■ REQUIRED WORK
List all lines in the material below that contain "structured".

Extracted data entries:

==========

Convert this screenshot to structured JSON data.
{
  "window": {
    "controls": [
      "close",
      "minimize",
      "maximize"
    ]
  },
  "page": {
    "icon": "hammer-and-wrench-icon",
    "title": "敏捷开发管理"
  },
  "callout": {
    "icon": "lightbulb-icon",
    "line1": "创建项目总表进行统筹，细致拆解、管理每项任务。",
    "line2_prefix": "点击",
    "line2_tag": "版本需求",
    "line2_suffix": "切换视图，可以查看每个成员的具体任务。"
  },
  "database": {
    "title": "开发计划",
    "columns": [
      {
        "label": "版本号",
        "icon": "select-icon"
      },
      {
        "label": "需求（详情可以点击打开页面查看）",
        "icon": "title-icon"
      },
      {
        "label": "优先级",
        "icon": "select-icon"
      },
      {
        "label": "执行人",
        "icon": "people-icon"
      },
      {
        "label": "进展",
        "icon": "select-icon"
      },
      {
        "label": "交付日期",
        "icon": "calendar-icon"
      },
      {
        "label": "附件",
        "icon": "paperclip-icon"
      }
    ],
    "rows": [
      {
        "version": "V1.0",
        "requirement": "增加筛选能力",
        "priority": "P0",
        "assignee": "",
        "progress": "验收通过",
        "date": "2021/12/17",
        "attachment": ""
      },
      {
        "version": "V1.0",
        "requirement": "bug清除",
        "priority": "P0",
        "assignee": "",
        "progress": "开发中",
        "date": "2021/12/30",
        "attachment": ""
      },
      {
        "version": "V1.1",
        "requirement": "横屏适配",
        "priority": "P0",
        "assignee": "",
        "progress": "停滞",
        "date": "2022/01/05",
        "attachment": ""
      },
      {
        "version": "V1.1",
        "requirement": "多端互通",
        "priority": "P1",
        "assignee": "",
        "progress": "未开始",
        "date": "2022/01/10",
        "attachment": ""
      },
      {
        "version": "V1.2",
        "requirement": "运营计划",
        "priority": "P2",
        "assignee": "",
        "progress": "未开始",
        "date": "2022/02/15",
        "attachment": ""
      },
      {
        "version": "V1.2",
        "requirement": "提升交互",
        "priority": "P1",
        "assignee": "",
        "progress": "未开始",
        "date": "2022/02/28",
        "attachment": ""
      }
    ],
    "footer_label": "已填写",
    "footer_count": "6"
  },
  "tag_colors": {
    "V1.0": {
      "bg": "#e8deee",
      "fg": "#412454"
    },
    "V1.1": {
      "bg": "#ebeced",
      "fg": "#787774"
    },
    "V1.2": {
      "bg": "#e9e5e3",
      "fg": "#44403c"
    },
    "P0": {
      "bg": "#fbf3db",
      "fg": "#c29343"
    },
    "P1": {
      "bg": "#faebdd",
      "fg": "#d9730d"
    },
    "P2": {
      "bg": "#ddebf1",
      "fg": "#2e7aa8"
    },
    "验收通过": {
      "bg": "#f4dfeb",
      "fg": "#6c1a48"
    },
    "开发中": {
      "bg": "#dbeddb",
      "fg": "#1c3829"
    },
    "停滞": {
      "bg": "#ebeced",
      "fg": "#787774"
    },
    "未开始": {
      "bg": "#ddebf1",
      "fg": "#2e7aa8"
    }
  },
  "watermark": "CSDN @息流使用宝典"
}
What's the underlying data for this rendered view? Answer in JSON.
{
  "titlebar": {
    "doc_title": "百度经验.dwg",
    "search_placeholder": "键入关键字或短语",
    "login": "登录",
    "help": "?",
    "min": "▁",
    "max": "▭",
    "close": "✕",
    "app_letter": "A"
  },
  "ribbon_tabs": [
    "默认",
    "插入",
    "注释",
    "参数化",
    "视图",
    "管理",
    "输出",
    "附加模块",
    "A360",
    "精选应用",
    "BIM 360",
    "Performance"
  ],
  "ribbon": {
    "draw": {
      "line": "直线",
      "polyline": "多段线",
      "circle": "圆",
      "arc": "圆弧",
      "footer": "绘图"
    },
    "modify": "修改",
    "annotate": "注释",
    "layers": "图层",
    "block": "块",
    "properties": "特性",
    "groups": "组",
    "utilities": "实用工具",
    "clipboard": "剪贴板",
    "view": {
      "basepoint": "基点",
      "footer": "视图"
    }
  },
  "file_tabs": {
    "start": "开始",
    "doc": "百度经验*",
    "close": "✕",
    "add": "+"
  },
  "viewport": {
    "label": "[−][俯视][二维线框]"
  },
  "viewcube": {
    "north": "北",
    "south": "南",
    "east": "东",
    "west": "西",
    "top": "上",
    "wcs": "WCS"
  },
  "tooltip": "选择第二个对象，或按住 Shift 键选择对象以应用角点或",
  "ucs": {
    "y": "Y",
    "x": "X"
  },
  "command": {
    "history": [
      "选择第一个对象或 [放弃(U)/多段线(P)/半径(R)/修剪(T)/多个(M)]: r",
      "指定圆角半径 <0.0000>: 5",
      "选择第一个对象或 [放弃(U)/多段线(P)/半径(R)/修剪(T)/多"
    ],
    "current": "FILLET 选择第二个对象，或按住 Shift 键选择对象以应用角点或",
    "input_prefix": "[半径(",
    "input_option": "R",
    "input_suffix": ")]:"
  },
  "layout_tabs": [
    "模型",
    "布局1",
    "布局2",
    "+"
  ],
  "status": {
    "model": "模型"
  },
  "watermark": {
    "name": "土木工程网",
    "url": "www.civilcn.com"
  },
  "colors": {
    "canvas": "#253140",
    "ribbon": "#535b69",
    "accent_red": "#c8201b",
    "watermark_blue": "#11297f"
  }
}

==========

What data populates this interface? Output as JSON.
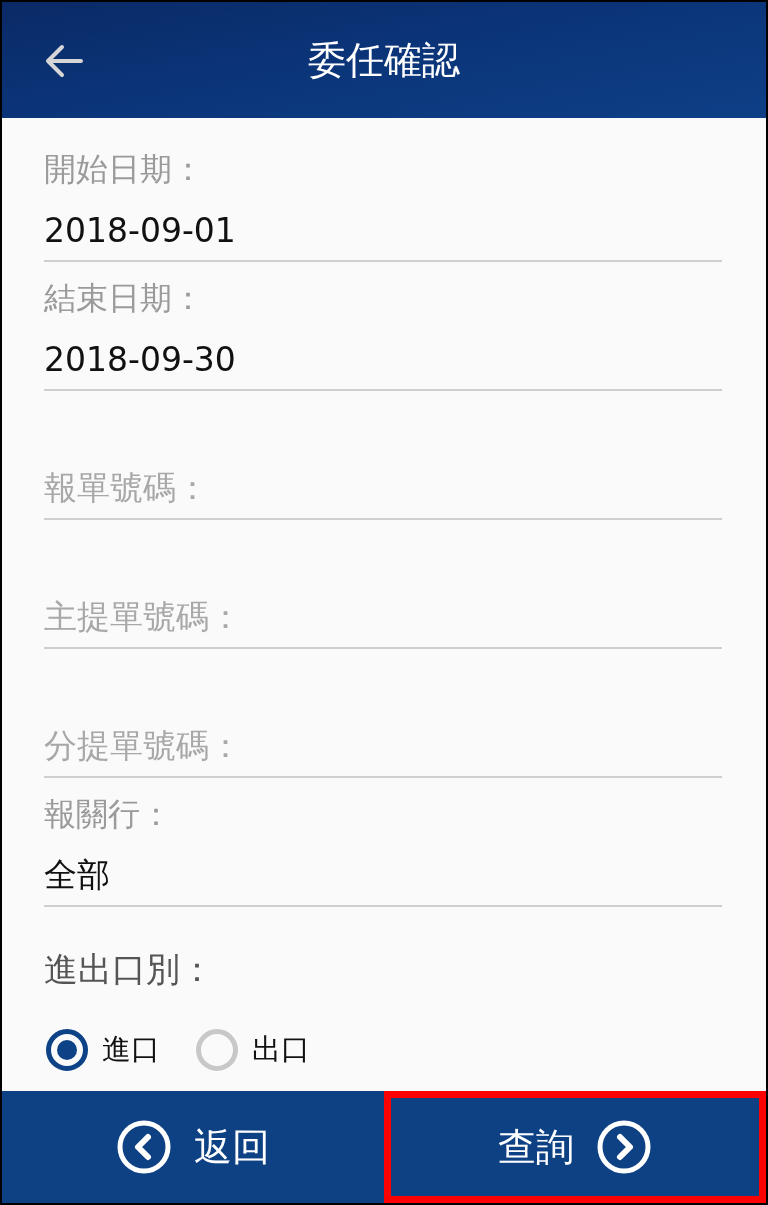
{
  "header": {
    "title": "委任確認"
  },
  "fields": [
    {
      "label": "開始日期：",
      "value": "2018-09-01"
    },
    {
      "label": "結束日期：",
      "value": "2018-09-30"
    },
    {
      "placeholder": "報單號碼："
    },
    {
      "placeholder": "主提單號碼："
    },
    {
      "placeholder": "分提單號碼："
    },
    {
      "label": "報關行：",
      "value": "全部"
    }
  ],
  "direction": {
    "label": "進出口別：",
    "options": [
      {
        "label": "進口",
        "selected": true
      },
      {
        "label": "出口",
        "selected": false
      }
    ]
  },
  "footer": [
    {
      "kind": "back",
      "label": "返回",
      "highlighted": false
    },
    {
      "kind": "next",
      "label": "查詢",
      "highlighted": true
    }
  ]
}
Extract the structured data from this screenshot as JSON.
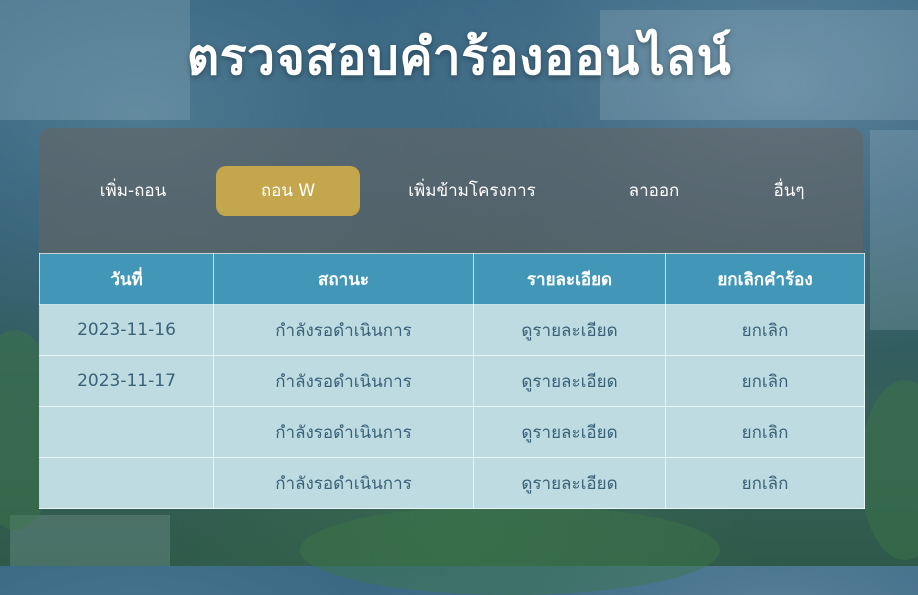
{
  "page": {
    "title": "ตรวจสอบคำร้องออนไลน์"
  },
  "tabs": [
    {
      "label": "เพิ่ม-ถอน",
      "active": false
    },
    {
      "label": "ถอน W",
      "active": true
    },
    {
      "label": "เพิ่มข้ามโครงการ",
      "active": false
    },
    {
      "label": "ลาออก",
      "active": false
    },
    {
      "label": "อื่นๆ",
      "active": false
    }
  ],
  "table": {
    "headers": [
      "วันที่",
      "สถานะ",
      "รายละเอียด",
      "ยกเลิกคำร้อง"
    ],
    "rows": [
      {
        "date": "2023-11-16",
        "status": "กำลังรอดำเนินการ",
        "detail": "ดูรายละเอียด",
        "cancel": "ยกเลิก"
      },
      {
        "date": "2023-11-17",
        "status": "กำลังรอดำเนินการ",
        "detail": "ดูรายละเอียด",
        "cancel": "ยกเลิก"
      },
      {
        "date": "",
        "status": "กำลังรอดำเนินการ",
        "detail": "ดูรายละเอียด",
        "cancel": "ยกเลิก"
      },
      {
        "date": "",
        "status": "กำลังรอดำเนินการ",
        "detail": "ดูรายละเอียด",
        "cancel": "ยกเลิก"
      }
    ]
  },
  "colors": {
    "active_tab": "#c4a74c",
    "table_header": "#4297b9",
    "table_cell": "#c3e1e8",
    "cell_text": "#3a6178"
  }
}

==========

■ TASK OUTPUT
Convert this screenshot to structured JSON data.
Extract the structured data from this screenshot as JSON.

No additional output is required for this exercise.